(Source data)
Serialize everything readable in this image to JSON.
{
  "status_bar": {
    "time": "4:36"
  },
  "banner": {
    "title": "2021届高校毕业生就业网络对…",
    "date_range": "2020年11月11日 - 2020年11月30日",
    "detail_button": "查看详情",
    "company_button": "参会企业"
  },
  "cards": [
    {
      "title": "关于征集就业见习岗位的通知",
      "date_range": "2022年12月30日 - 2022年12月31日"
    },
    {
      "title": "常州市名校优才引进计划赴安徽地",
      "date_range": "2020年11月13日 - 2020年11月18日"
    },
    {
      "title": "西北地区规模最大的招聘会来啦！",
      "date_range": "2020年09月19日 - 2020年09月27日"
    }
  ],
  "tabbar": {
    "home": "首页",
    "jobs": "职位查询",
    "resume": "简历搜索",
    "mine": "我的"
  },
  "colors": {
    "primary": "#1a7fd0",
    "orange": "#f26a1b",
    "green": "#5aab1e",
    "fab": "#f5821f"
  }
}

...

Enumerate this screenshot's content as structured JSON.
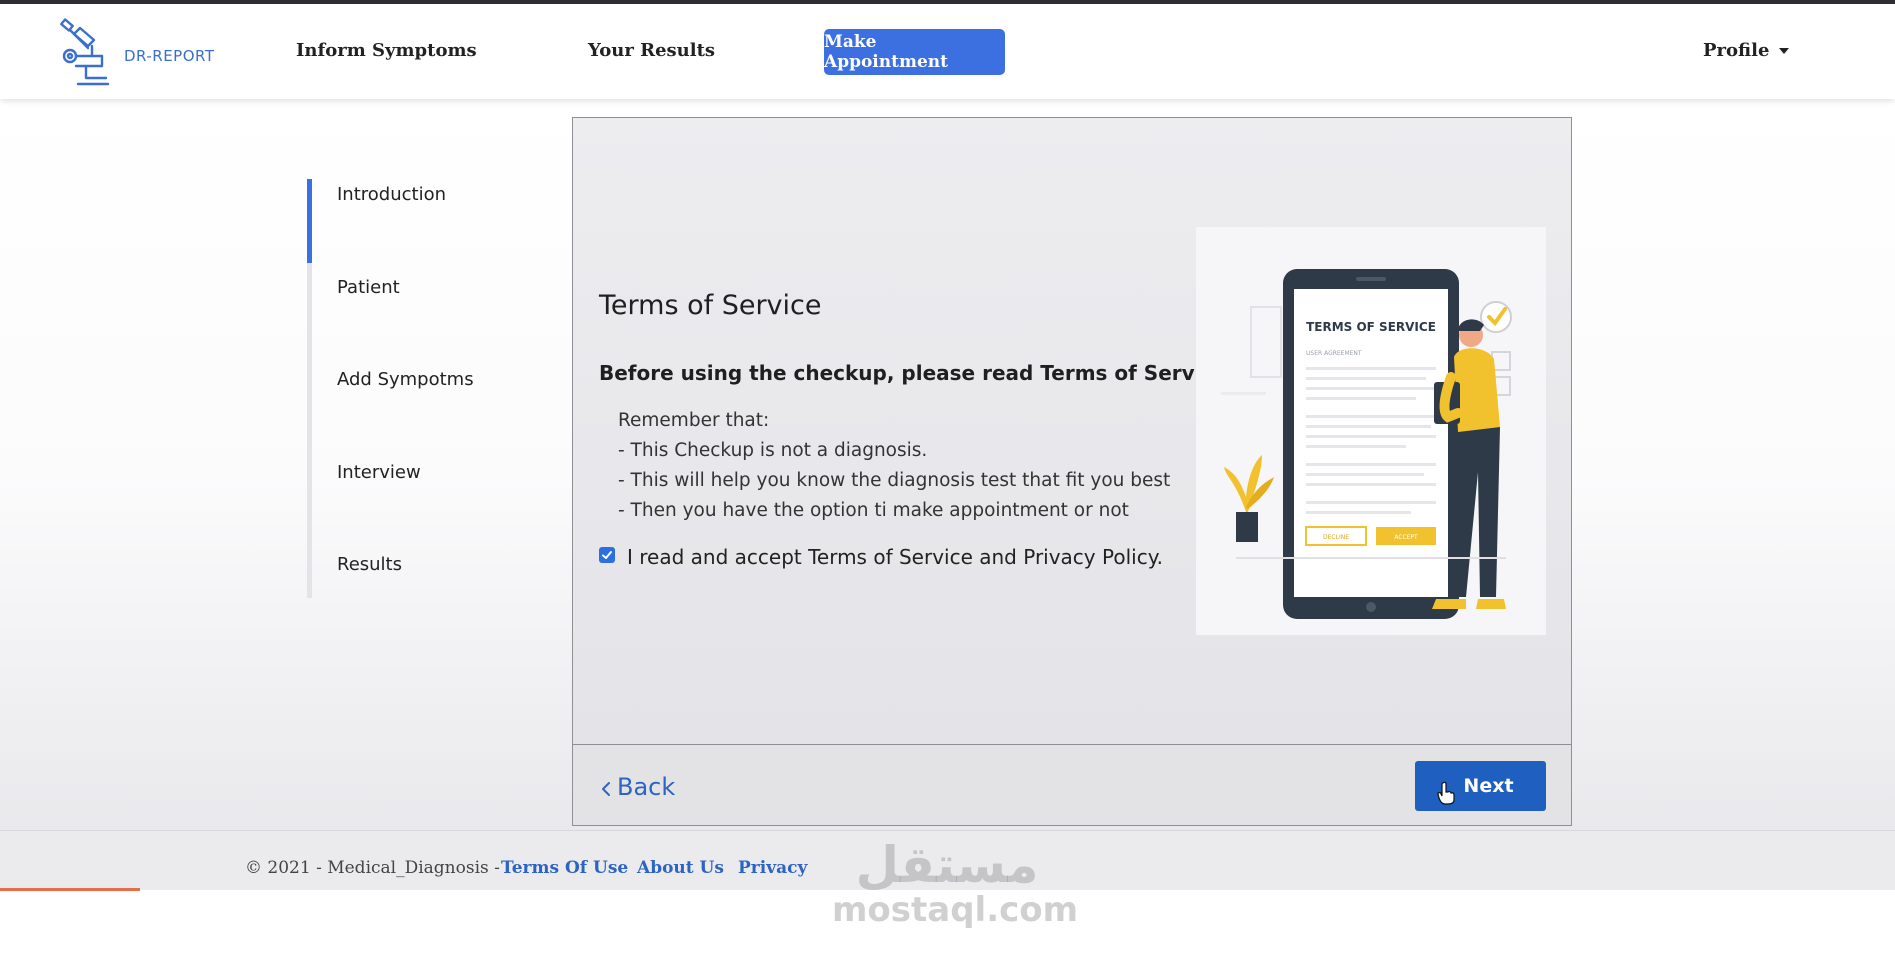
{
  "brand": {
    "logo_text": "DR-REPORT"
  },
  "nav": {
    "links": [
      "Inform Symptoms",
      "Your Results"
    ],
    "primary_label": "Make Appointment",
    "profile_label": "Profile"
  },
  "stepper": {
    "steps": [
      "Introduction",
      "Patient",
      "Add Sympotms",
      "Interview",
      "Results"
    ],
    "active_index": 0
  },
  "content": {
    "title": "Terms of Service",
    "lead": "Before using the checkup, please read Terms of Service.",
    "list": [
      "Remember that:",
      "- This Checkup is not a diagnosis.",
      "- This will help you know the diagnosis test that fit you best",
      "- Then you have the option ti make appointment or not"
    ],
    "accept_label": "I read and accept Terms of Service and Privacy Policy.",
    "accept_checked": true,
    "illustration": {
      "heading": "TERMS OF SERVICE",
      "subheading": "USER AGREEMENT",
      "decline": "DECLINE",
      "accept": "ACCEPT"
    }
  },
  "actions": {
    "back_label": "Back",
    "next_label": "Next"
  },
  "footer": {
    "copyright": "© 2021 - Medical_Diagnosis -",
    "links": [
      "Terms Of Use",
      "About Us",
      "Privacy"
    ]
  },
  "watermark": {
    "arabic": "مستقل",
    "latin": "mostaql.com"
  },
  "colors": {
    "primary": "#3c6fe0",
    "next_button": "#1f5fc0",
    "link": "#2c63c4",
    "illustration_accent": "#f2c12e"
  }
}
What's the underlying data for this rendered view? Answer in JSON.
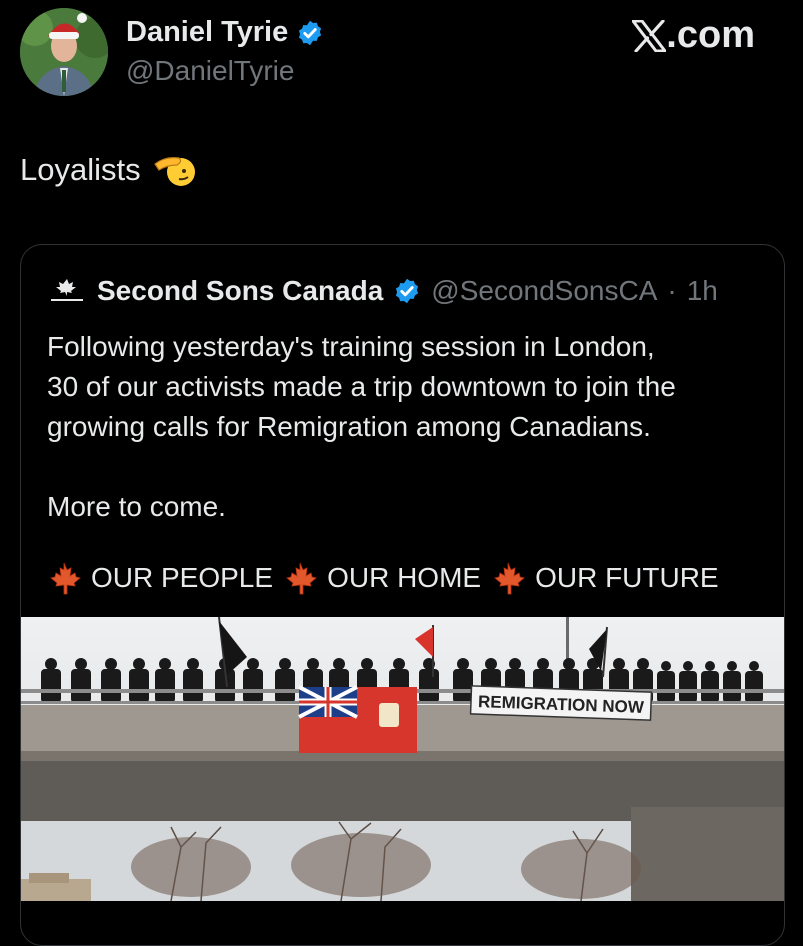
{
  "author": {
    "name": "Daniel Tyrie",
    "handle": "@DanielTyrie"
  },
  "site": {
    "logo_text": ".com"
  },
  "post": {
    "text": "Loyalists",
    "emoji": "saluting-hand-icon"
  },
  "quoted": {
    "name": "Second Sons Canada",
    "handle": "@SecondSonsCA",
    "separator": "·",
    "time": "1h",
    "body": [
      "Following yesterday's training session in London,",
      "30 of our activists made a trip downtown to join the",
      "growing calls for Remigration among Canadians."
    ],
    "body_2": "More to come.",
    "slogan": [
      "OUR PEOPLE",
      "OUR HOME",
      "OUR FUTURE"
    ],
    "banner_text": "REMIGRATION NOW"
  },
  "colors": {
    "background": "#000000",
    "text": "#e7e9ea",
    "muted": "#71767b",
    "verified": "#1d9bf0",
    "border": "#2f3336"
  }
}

**Goal:** Select all lines in the listing that include the word "title".

**Complete answer:**
    "title": "2021届高校毕业生就业网络对…",
      "title": "关于征集就业见习岗位的通知",
      "title": "常州市名校优才引进计划赴安徽地",
      "title": "西北地区规模最大的招聘会来啦！",
    "title": "Terms of Service",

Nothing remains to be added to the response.